• **BRIEF**
Copy every line of the data listing below, adding 139 to each bounding-box coordinate in the answers and leaving everything else unchanged.

Data listing
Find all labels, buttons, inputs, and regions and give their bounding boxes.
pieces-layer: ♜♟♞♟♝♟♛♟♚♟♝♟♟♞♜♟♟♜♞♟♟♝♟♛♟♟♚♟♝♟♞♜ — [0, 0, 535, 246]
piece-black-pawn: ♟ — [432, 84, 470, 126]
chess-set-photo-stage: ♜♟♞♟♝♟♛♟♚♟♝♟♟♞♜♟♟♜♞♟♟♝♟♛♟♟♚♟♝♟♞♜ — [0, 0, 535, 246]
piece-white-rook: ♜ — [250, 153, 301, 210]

• **WRITTEN RESPONSE**
Find all labels, buttons, inputs, and regions and give their bounding boxes.
pieces-layer: ♜♟♞♟♝♟♛♟♚♟♝♟♟♞♜♟♟♜♞♟♟♝♟♛♟♟♚♟♝♟♞♜ — [139, 139, 674, 385]
piece-black-pawn: ♟ — [571, 223, 609, 265]
chess-set-photo-stage: ♜♟♞♟♝♟♛♟♚♟♝♟♟♞♜♟♟♜♞♟♟♝♟♛♟♟♚♟♝♟♞♜ — [139, 139, 674, 385]
piece-white-rook: ♜ — [389, 292, 440, 349]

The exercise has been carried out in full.